__STATED GOAL__
Repeat the material exactly as it appears.

----

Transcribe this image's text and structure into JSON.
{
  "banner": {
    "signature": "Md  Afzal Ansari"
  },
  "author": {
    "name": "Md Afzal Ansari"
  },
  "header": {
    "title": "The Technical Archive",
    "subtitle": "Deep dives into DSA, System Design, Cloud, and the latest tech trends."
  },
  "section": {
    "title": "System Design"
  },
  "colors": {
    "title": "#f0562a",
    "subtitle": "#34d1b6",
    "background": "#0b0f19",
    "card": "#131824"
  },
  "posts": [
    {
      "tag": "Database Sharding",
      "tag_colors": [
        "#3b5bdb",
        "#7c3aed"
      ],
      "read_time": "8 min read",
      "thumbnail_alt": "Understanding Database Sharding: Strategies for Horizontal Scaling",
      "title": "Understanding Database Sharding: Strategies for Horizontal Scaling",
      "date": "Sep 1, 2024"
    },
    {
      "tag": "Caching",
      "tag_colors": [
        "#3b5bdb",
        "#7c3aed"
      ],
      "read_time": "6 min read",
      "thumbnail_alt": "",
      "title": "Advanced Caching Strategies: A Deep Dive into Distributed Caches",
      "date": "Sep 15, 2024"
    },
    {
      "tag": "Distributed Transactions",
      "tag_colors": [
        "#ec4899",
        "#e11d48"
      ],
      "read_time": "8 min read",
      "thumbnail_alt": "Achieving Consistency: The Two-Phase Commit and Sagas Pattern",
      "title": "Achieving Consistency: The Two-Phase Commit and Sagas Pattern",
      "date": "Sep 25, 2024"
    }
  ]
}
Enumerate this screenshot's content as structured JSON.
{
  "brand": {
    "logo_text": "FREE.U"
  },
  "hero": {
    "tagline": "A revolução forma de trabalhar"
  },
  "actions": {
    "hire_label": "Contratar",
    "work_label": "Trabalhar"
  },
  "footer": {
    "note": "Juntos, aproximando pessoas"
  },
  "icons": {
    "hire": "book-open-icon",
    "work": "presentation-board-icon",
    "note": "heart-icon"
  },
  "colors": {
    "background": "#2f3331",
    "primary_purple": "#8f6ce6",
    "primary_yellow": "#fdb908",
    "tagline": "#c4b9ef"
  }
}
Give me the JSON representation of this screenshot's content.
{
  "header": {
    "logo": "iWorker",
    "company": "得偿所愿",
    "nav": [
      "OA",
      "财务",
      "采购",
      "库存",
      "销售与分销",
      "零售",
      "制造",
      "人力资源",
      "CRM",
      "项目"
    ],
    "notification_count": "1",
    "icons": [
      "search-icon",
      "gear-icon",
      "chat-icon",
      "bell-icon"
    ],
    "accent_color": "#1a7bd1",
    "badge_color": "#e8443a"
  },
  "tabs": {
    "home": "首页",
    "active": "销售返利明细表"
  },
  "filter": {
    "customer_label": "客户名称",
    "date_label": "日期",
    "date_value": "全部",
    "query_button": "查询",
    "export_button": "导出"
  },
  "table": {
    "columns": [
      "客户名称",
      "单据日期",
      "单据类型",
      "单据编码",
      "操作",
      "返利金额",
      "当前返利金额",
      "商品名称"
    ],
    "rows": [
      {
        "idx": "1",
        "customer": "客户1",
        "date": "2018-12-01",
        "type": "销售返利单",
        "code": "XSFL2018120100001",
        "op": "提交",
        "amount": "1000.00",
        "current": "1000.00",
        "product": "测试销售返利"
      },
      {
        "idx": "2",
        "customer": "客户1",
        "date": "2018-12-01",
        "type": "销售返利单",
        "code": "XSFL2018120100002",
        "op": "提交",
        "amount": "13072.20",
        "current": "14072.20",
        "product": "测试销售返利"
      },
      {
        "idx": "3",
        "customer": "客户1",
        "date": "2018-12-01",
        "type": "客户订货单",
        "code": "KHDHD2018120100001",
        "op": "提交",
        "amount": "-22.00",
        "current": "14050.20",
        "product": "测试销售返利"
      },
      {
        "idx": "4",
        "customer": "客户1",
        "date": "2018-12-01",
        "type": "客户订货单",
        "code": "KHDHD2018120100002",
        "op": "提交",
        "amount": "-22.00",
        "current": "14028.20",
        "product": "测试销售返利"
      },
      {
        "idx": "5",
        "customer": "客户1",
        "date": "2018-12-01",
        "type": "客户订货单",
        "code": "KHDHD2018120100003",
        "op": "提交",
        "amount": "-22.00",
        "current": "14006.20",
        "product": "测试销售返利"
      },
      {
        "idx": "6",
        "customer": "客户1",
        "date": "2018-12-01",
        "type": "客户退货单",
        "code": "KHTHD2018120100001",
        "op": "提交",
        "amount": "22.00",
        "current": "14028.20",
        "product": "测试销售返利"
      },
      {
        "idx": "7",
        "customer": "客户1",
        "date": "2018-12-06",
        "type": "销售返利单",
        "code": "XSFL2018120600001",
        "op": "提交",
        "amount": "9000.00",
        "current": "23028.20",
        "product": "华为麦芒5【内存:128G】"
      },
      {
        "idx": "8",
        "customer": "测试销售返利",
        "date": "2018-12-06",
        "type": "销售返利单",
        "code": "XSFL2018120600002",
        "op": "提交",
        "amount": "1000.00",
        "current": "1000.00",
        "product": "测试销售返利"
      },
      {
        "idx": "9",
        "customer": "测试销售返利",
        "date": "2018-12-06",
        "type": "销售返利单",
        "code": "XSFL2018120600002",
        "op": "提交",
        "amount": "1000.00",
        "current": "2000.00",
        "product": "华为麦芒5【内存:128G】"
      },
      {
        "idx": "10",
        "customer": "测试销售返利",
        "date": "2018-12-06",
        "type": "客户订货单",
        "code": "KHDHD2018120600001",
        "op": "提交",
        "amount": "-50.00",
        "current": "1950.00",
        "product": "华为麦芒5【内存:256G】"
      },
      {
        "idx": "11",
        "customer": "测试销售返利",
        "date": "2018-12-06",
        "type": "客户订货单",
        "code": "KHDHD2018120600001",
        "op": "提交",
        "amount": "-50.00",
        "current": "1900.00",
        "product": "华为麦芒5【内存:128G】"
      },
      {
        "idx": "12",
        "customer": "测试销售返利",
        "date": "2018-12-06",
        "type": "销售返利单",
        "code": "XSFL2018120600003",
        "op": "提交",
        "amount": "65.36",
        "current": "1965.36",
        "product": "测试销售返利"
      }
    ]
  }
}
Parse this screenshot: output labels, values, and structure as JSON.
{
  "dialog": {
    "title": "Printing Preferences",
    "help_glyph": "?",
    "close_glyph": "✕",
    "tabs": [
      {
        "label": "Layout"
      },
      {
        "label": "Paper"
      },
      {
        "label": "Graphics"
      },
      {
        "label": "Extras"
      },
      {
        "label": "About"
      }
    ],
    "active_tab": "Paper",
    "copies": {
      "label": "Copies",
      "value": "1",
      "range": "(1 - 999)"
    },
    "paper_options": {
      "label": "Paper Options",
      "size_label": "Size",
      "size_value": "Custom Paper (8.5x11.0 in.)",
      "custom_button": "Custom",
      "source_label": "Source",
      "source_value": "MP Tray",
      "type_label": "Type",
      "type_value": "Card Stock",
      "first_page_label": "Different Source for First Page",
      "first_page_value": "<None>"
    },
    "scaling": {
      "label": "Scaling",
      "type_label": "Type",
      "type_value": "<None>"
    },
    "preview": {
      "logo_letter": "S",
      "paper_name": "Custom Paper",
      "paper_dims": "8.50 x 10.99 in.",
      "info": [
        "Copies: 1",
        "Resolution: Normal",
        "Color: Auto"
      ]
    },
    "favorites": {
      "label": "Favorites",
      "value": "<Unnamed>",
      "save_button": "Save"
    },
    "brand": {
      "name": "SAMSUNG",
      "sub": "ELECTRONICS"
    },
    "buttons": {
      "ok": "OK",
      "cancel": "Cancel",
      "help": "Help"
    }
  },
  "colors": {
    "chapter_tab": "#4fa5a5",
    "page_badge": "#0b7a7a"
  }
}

----

__SOLVED PROBLEM__
Transcribe this image's text and structure into JSON.
{
  "banner": {
    "signature": "Md  Afzal Ansari"
  },
  "author": {
    "name": "Md Afzal Ansari"
  },
  "header": {
    "title": "The Technical Archive",
    "subtitle": "Deep dives into DSA, System Design, Cloud, and the latest tech trends."
  },
  "section": {
    "title": "System Design"
  },
  "colors": {
    "title": "#f0562a",
    "subtitle": "#34d1b6",
    "background": "#0b0f19",
    "card": "#131824"
  },
  "posts": [
    {
      "tag": "Database Sharding",
      "tag_colors": [
        "#3b5bdb",
        "#7c3aed"
      ],
      "read_time": "8 min read",
      "thumbnail_alt": "Understanding Database Sharding: Strategies for Horizontal Scaling",
      "title": "Understanding Database Sharding: Strategies for Horizontal Scaling",
      "date": "Sep 1, 2024"
    },
    {
      "tag": "Caching",
      "tag_colors": [
        "#3b5bdb",
        "#7c3aed"
      ],
      "read_time": "6 min read",
      "thumbnail_alt": "",
      "title": "Advanced Caching Strategies: A Deep Dive into Distributed Caches",
      "date": "Sep 15, 2024"
    },
    {
      "tag": "Distributed Transactions",
      "tag_colors": [
        "#ec4899",
        "#e11d48"
      ],
      "read_time": "8 min read",
      "thumbnail_alt": "Achieving Consistency: The Two-Phase Commit and Sagas Pattern",
      "title": "Achieving Consistency: The Two-Phase Commit and Sagas Pattern",
      "date": "Sep 25, 2024"
    }
  ]
}
Enumerate this screenshot's content as structured JSON.
{
  "brand": {
    "logo_text": "FREE.U"
  },
  "hero": {
    "tagline": "A revolução forma de trabalhar"
  },
  "actions": {
    "hire_label": "Contratar",
    "work_label": "Trabalhar"
  },
  "footer": {
    "note": "Juntos, aproximando pessoas"
  },
  "icons": {
    "hire": "book-open-icon",
    "work": "presentation-board-icon",
    "note": "heart-icon"
  },
  "colors": {
    "background": "#2f3331",
    "primary_purple": "#8f6ce6",
    "primary_yellow": "#fdb908",
    "tagline": "#c4b9ef"
  }
}
Give me the JSON representation of this screenshot's content.
{
  "header": {
    "logo": "iWorker",
    "company": "得偿所愿",
    "nav": [
      "OA",
      "财务",
      "采购",
      "库存",
      "销售与分销",
      "零售",
      "制造",
      "人力资源",
      "CRM",
      "项目"
    ],
    "notification_count": "1",
    "icons": [
      "search-icon",
      "gear-icon",
      "chat-icon",
      "bell-icon"
    ],
    "accent_color": "#1a7bd1",
    "badge_color": "#e8443a"
  },
  "tabs": {
    "home": "首页",
    "active": "销售返利明细表"
  },
  "filter": {
    "customer_label": "客户名称",
    "date_label": "日期",
    "date_value": "全部",
    "query_button": "查询",
    "export_button": "导出"
  },
  "table": {
    "columns": [
      "客户名称",
      "单据日期",
      "单据类型",
      "单据编码",
      "操作",
      "返利金额",
      "当前返利金额",
      "商品名称"
    ],
    "rows": [
      {
        "idx": "1",
        "customer": "客户1",
        "date": "2018-12-01",
        "type": "销售返利单",
        "code": "XSFL2018120100001",
        "op": "提交",
        "amount": "1000.00",
        "current": "1000.00",
        "product": "测试销售返利"
      },
      {
        "idx": "2",
        "customer": "客户1",
        "date": "2018-12-01",
        "type": "销售返利单",
        "code": "XSFL2018120100002",
        "op": "提交",
        "amount": "13072.20",
        "current": "14072.20",
        "product": "测试销售返利"
      },
      {
        "idx": "3",
        "customer": "客户1",
        "date": "2018-12-01",
        "type": "客户订货单",
        "code": "KHDHD2018120100001",
        "op": "提交",
        "amount": "-22.00",
        "current": "14050.20",
        "product": "测试销售返利"
      },
      {
        "idx": "4",
        "customer": "客户1",
        "date": "2018-12-01",
        "type": "客户订货单",
        "code": "KHDHD2018120100002",
        "op": "提交",
        "amount": "-22.00",
        "current": "14028.20",
        "product": "测试销售返利"
      },
      {
        "idx": "5",
        "customer": "客户1",
        "date": "2018-12-01",
        "type": "客户订货单",
        "code": "KHDHD2018120100003",
        "op": "提交",
        "amount": "-22.00",
        "current": "14006.20",
        "product": "测试销售返利"
      },
      {
        "idx": "6",
        "customer": "客户1",
        "date": "2018-12-01",
        "type": "客户退货单",
        "code": "KHTHD2018120100001",
        "op": "提交",
        "amount": "22.00",
        "current": "14028.20",
        "product": "测试销售返利"
      },
      {
        "idx": "7",
        "customer": "客户1",
        "date": "2018-12-06",
        "type": "销售返利单",
        "code": "XSFL2018120600001",
        "op": "提交",
        "amount": "9000.00",
        "current": "23028.20",
        "product": "华为麦芒5【内存:128G】"
      },
      {
        "idx": "8",
        "customer": "测试销售返利",
        "date": "2018-12-06",
        "type": "销售返利单",
        "code": "XSFL2018120600002",
        "op": "提交",
        "amount": "1000.00",
        "current": "1000.00",
        "product": "测试销售返利"
      },
      {
        "idx": "9",
        "customer": "测试销售返利",
        "date": "2018-12-06",
        "type": "销售返利单",
        "code": "XSFL2018120600002",
        "op": "提交",
        "amount": "1000.00",
        "current": "2000.00",
        "product": "华为麦芒5【内存:128G】"
      },
      {
        "idx": "10",
        "customer": "测试销售返利",
        "date": "2018-12-06",
        "type": "客户订货单",
        "code": "KHDHD2018120600001",
        "op": "提交",
        "amount": "-50.00",
        "current": "1950.00",
        "product": "华为麦芒5【内存:256G】"
      },
      {
        "idx": "11",
        "customer": "测试销售返利",
        "date": "2018-12-06",
        "type": "客户订货单",
        "code": "KHDHD2018120600001",
        "op": "提交",
        "amount": "-50.00",
        "current": "1900.00",
        "product": "华为麦芒5【内存:128G】"
      },
      {
        "idx": "12",
        "customer": "测试销售返利",
        "date": "2018-12-06",
        "type": "销售返利单",
        "code": "XSFL2018120600003",
        "op": "提交",
        "amount": "65.36",
        "current": "1965.36",
        "product": "测试销售返利"
      }
    ]
  }
}
Parse this screenshot: output labels, values, and structure as JSON.
{
  "dialog": {
    "title": "Printing Preferences",
    "help_glyph": "?",
    "close_glyph": "✕",
    "tabs": [
      {
        "label": "Layout"
      },
      {
        "label": "Paper"
      },
      {
        "label": "Graphics"
      },
      {
        "label": "Extras"
      },
      {
        "label": "About"
      }
    ],
    "active_tab": "Paper",
    "copies": {
      "label": "Copies",
      "value": "1",
      "range": "(1 - 999)"
    },
    "paper_options": {
      "label": "Paper Options",
      "size_label": "Size",
      "size_value": "Custom Paper (8.5x11.0 in.)",
      "custom_button": "Custom",
      "source_label": "Source",
      "source_value": "MP Tray",
      "type_label": "Type",
      "type_value": "Card Stock",
      "first_page_label": "Different Source for First Page",
      "first_page_value": "<None>"
    },
    "scaling": {
      "label": "Scaling",
      "type_label": "Type",
      "type_value": "<None>"
    },
    "preview": {
      "logo_letter": "S",
      "paper_name": "Custom Paper",
      "paper_dims": "8.50 x 10.99 in.",
      "info": [
        "Copies: 1",
        "Resolution: Normal",
        "Color: Auto"
      ]
    },
    "favorites": {
      "label": "Favorites",
      "value": "<Unnamed>",
      "save_button": "Save"
    },
    "brand": {
      "name": "SAMSUNG",
      "sub": "ELECTRONICS"
    },
    "buttons": {
      "ok": "OK",
      "cancel": "Cancel",
      "help": "Help"
    }
  },
  "colors": {
    "chapter_tab": "#4fa5a5",
    "page_badge": "#0b7a7a"
  }
}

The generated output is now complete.